*** Given text ***

DevOps: The AHA! Moment
These books have been around for a while. When did I read them? Last summer 2025! Even without this historical context DevOps made a big impression on me. For many years into my career, development and operations lived in friction. Releases were infrequent and difficult. Things broke. Ops got blamed for dropping the ball in the endzone. Dev got blamed for handing off code that shouldn’t have been near production.
When I first heard the word DevOps–I’ll admit—it felt like a revelation. DevOps—literally mashing the words Development and Operations—showed that closer collaboration, better tools, and automation could speed feature delivery and increase operational stability. I wasn’t thinking about how work flows or system constraints, I was “automating everything,” but the side effects of these efforts? Handoffs, waiting, rework, and mistrust dropped. Flow improved. Releases became faster. Systems became more reliable. Work was optimized.
Security: Turns Out the Internet Can Be Dangerous
While the Internet made information systems accessible, vulnerabilities in the software running those systems made them exploitable. Often, security was ignored—or set up to fail—slapped on at the end, but still expected to prevent problems that had already been coded and deployed.
DevSecOps solved for this by pulling security into the system rather than treating it as a gate:
Build securely from the start
Automate controls
Share responsibility
Security does not have to be a bottleneck. It can be part of the flow. Features can move fast—and safely.
Automation: Solving One Problem, Creating Another
DevOps leans heavily on automation:
“If you have to do it twice, automate it.”
This work has made a mountain of change to how software is released and operations are managed. Traditional automation is fast, but GenAI (including Machine Learning) is driving change, yet faster. With GenAI automation penetrates more of the stack:
Policy generation
Code development
Infrastructure deployment
Incident remediation
Breadth has increased dramatically—but control has fallen behind.
A Philosophical Detour (Because I Can’t Help Myself)
DevOps shortened the distance between thought and reality. A developer has an idea. They type code. That idea is suddenly running somewhere, affecting real people—sometimes in ways no one fully anticipated.
GenAI compresses that distance further. Ideas, implementations, and changes now propagate faster than Monday morning coffee disappears. At some point, you have to pause—preferably while sipping said coffee—and ask:
Who—or what—is actually in charge here?

***

### Short exercise A
Summarize the piece on DevOps in two sentences.
### Short exercise B
Reproduce the part of the piece on DevOps that begins at the words "A Philosophical Detour" and stops after "in charge here?".

*** Items ***

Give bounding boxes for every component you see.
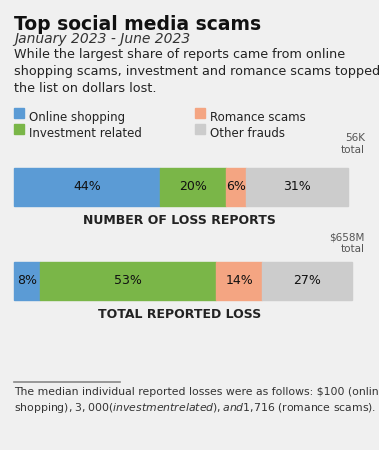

***
*** Items ***

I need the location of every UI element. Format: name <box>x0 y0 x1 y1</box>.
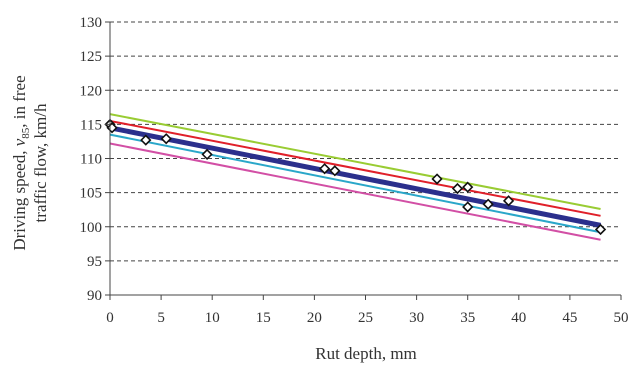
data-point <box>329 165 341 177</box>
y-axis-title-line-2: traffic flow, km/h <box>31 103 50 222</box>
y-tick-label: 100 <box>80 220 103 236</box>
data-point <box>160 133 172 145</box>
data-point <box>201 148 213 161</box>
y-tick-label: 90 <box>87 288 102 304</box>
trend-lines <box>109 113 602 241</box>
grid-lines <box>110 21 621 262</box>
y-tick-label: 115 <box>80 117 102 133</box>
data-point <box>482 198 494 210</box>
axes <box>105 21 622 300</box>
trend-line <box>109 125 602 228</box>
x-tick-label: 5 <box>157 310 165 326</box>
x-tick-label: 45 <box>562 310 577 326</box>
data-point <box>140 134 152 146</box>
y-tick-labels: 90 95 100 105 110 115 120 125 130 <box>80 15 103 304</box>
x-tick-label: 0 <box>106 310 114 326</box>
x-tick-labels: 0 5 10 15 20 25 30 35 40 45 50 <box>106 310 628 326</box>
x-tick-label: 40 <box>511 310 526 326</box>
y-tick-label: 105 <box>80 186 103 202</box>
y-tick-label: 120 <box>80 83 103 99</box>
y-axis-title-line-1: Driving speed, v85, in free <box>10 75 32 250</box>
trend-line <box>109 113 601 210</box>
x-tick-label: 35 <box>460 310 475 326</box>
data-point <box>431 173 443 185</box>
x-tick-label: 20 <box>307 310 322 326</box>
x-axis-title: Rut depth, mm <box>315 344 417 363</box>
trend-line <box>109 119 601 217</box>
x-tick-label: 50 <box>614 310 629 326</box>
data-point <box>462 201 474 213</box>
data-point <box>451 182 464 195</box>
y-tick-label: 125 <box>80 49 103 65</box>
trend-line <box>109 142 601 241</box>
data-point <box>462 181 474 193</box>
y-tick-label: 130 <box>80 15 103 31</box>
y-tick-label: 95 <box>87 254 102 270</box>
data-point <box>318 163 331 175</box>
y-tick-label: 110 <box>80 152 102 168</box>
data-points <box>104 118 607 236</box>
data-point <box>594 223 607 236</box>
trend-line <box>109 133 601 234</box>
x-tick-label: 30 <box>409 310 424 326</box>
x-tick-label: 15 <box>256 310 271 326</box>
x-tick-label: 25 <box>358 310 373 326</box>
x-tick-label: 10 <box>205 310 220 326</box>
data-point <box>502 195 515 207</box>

***

### Final result A
DevOps brought development and operations together through closer collaboration, better tools, and automation, which reduced handoffs and mistrust and made releases faster and systems more reliable, while DevSecOps pulled security into the flow instead of treating it as a gate. GenAI now pushes automation into more of the stack, from policy generation to incident remediation, but control has fallen behind, raising the question of who or what is actually in charge.

### Final result B
A Philosophical Detour (Because I Can’t Help Myself)
DevOps shortened the distance between thought and reality. A developer has an idea. They type code. That idea is suddenly running somewhere, affecting real people—sometimes in ways no one fully anticipated.
GenAI compresses that distance further. Ideas, implementations, and changes now propagate faster than Monday morning coffee disappears. At some point, you have to pause—preferably while sipping said coffee—and ask:
Who—or what—is actually in charge here?